THE TASK
Copy each line of the material below that includes the string "Reykjavíkurflugvöllur".

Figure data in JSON
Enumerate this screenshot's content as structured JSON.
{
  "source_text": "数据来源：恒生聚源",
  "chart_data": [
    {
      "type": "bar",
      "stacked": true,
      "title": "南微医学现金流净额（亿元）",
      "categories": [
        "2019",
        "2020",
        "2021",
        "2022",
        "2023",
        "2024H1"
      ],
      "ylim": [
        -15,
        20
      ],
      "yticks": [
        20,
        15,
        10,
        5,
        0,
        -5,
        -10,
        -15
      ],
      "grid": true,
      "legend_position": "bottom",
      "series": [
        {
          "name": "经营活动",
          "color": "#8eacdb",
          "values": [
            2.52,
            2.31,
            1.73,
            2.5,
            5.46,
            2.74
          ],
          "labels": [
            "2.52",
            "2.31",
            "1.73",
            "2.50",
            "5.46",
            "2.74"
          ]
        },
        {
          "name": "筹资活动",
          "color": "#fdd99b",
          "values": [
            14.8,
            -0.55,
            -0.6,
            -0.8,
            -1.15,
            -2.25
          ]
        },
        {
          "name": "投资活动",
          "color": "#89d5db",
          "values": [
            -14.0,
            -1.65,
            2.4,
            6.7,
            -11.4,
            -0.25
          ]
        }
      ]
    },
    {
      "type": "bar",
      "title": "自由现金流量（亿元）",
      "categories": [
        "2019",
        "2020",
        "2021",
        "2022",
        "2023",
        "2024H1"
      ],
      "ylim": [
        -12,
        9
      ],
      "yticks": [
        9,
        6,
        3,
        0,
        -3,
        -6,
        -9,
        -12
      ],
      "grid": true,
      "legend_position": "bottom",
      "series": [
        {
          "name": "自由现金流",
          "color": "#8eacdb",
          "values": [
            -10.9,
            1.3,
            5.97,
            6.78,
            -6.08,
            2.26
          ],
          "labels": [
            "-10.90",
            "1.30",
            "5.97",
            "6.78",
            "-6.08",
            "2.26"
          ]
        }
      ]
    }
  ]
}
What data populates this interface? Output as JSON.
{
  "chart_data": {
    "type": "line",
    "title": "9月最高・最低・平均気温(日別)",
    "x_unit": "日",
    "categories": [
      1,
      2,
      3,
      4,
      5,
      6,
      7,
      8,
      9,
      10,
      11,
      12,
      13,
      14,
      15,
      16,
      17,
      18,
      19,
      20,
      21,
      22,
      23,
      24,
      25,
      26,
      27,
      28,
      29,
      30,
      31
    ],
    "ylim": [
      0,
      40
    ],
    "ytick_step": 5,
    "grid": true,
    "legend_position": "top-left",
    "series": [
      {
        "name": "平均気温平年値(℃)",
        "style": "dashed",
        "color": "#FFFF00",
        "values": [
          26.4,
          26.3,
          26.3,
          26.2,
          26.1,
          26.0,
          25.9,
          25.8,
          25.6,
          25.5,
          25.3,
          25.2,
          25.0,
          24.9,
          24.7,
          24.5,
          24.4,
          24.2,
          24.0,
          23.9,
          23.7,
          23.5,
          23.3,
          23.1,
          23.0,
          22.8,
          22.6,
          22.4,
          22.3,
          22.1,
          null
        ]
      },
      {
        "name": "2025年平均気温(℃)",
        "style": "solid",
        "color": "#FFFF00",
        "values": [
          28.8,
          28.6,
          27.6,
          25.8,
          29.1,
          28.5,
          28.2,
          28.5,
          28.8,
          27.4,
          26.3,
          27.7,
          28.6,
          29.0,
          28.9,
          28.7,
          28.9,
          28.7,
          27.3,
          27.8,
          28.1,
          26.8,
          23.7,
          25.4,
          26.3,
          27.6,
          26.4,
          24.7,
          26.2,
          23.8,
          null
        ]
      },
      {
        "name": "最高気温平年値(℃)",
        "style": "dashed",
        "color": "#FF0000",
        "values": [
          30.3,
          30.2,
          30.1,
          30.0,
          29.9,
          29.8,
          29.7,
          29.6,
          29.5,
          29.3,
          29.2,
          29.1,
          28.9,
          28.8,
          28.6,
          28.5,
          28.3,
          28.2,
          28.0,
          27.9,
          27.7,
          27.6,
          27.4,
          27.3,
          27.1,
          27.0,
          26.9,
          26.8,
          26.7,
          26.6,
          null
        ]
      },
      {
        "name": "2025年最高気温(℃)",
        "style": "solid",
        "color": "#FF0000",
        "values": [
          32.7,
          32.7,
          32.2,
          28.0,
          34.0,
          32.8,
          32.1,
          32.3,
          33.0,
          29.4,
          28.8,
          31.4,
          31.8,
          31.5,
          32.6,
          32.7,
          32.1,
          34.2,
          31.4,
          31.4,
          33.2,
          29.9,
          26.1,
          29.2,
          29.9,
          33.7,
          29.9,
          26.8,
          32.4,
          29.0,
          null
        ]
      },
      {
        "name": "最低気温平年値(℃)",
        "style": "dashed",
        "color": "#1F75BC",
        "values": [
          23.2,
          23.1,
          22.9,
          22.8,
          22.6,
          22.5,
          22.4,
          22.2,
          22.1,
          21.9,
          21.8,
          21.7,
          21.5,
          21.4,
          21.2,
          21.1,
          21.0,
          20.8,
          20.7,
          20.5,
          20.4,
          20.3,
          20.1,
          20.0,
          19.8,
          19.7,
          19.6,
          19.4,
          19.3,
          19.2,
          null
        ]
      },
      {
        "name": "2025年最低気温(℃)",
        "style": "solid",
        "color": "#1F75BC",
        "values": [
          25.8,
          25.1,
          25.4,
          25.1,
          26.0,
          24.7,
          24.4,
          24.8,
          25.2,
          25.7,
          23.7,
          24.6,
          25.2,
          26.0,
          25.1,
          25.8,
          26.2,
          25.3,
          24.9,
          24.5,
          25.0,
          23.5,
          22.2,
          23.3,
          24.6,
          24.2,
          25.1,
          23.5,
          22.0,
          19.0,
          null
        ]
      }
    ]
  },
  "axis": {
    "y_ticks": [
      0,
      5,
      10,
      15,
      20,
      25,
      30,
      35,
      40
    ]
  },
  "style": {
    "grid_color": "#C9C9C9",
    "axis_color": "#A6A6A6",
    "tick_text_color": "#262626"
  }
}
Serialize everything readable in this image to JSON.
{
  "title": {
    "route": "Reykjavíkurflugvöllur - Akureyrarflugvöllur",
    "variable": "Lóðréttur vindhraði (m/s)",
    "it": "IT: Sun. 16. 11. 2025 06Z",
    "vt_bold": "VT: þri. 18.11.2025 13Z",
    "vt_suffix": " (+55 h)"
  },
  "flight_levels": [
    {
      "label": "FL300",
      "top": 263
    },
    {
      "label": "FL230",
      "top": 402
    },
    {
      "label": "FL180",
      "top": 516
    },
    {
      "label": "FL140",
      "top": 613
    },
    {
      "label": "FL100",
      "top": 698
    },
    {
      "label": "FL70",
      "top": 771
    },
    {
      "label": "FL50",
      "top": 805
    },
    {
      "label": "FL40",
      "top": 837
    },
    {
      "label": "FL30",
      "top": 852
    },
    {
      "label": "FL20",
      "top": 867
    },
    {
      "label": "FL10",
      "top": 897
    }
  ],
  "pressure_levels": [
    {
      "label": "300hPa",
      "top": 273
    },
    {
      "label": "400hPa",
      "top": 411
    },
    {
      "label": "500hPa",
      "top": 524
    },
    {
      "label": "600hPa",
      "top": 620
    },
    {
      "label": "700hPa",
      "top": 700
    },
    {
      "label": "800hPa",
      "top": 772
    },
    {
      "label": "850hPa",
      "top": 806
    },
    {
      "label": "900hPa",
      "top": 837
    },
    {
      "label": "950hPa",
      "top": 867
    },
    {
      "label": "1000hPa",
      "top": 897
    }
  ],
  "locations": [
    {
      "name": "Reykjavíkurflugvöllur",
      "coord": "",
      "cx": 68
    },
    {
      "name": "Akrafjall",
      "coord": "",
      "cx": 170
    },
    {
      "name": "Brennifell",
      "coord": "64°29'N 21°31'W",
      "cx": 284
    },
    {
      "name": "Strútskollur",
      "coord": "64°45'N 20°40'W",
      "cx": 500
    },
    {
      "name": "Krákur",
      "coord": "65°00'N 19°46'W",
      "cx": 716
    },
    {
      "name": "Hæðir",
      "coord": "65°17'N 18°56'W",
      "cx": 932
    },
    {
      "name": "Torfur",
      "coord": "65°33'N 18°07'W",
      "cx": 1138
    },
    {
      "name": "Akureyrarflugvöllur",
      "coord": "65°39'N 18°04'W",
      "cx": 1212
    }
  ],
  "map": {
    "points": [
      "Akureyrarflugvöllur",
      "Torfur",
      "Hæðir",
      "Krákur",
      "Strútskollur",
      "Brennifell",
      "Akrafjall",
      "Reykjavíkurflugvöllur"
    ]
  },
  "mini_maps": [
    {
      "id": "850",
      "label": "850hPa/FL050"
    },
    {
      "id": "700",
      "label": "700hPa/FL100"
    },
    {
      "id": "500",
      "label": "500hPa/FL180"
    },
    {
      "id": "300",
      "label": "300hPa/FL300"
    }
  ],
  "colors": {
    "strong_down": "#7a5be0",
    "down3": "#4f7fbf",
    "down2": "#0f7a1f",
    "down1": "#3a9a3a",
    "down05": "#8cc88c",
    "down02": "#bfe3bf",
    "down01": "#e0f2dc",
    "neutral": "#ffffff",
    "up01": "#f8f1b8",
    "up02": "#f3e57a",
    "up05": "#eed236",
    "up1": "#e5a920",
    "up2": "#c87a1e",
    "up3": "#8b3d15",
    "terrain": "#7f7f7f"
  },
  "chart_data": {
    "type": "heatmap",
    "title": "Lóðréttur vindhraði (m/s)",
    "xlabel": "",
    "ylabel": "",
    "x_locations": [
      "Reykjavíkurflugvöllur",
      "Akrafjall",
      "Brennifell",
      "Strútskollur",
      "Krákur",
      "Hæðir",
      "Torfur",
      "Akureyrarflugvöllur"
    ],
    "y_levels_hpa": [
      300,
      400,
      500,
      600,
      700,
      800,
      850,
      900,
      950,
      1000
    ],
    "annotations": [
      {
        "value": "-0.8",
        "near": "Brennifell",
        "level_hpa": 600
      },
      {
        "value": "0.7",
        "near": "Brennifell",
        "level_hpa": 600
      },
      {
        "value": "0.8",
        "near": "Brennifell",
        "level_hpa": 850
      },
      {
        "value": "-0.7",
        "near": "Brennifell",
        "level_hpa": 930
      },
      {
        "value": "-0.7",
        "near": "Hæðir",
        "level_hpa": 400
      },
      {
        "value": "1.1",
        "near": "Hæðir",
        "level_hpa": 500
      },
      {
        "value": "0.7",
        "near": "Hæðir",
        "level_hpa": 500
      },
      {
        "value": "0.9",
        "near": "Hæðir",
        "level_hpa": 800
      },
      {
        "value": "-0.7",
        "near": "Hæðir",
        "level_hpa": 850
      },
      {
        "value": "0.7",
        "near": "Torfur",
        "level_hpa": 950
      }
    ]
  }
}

SOLUTION TO THE EXERCISE
    "route": "Reykjavíkurflugvöllur - Akureyrarflugvöllur",
      "name": "Reykjavíkurflugvöllur",
      "Reykjavíkurflugvöllur"
      "Reykjavíkurflugvöllur",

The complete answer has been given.